## Start Information shown
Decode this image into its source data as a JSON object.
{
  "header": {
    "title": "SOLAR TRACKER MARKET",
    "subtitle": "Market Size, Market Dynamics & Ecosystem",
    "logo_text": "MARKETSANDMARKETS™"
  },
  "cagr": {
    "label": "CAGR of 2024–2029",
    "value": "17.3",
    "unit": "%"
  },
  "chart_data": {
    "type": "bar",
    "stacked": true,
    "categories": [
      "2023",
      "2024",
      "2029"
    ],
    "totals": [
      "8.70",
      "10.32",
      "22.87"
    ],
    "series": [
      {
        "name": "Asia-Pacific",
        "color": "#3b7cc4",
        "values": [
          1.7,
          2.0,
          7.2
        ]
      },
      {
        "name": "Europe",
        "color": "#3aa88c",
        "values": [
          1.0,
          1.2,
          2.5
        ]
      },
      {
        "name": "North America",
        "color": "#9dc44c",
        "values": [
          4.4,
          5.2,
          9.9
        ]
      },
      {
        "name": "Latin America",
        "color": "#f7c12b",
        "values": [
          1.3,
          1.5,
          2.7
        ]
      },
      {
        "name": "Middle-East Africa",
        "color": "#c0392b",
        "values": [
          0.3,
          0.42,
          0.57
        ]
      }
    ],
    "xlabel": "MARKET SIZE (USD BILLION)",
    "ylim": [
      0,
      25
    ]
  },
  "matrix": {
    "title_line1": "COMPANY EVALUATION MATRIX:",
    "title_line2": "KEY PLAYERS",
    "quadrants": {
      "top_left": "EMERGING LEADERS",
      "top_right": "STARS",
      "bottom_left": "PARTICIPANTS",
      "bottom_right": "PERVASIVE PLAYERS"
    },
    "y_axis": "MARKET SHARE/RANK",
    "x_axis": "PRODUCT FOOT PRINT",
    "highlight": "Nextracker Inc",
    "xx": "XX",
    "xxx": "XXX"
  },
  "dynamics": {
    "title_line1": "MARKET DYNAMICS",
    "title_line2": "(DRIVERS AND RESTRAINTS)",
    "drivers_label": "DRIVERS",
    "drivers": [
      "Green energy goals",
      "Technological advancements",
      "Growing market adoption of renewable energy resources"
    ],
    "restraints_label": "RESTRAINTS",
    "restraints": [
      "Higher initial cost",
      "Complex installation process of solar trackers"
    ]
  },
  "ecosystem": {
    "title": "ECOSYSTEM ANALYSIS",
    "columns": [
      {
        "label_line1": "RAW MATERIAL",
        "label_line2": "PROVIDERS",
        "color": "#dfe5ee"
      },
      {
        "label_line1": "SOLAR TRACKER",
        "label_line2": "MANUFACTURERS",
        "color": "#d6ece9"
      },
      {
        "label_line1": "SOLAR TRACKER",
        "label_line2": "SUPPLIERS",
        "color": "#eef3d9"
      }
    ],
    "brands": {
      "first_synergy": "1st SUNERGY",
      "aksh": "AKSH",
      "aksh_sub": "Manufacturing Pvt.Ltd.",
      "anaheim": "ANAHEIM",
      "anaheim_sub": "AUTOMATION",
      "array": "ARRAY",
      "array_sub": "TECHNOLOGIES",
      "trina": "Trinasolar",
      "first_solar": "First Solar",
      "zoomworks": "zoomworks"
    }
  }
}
## End Information shown
Given instruction>
The records above should all be quoted exactly, please.

Answer for the task>
Decode this image into its source data as a JSON object.
{
  "header": {
    "title": "SOLAR TRACKER MARKET",
    "subtitle": "Market Size, Market Dynamics & Ecosystem",
    "logo_text": "MARKETSANDMARKETS™"
  },
  "cagr": {
    "label": "CAGR of 2024–2029",
    "value": "17.3",
    "unit": "%"
  },
  "chart_data": {
    "type": "bar",
    "stacked": true,
    "categories": [
      "2023",
      "2024",
      "2029"
    ],
    "totals": [
      "8.70",
      "10.32",
      "22.87"
    ],
    "series": [
      {
        "name": "Asia-Pacific",
        "color": "#3b7cc4",
        "values": [
          1.7,
          2.0,
          7.2
        ]
      },
      {
        "name": "Europe",
        "color": "#3aa88c",
        "values": [
          1.0,
          1.2,
          2.5
        ]
      },
      {
        "name": "North America",
        "color": "#9dc44c",
        "values": [
          4.4,
          5.2,
          9.9
        ]
      },
      {
        "name": "Latin America",
        "color": "#f7c12b",
        "values": [
          1.3,
          1.5,
          2.7
        ]
      },
      {
        "name": "Middle-East Africa",
        "color": "#c0392b",
        "values": [
          0.3,
          0.42,
          0.57
        ]
      }
    ],
    "xlabel": "MARKET SIZE (USD BILLION)",
    "ylim": [
      0,
      25
    ]
  },
  "matrix": {
    "title_line1": "COMPANY EVALUATION MATRIX:",
    "title_line2": "KEY PLAYERS",
    "quadrants": {
      "top_left": "EMERGING LEADERS",
      "top_right": "STARS",
      "bottom_left": "PARTICIPANTS",
      "bottom_right": "PERVASIVE PLAYERS"
    },
    "y_axis": "MARKET SHARE/RANK",
    "x_axis": "PRODUCT FOOT PRINT",
    "highlight": "Nextracker Inc",
    "xx": "XX",
    "xxx": "XXX"
  },
  "dynamics": {
    "title_line1": "MARKET DYNAMICS",
    "title_line2": "(DRIVERS AND RESTRAINTS)",
    "drivers_label": "DRIVERS",
    "drivers": [
      "Green energy goals",
      "Technological advancements",
      "Growing market adoption of renewable energy resources"
    ],
    "restraints_label": "RESTRAINTS",
    "restraints": [
      "Higher initial cost",
      "Complex installation process of solar trackers"
    ]
  },
  "ecosystem": {
    "title": "ECOSYSTEM ANALYSIS",
    "columns": [
      {
        "label_line1": "RAW MATERIAL",
        "label_line2": "PROVIDERS",
        "color": "#dfe5ee"
      },
      {
        "label_line1": "SOLAR TRACKER",
        "label_line2": "MANUFACTURERS",
        "color": "#d6ece9"
      },
      {
        "label_line1": "SOLAR TRACKER",
        "label_line2": "SUPPLIERS",
        "color": "#eef3d9"
      }
    ],
    "brands": {
      "first_synergy": "1st SUNERGY",
      "aksh": "AKSH",
      "aksh_sub": "Manufacturing Pvt.Ltd.",
      "anaheim": "ANAHEIM",
      "anaheim_sub": "AUTOMATION",
      "array": "ARRAY",
      "array_sub": "TECHNOLOGIES",
      "trina": "Trinasolar",
      "first_solar": "First Solar",
      "zoomworks": "zoomworks"
    }
  }
}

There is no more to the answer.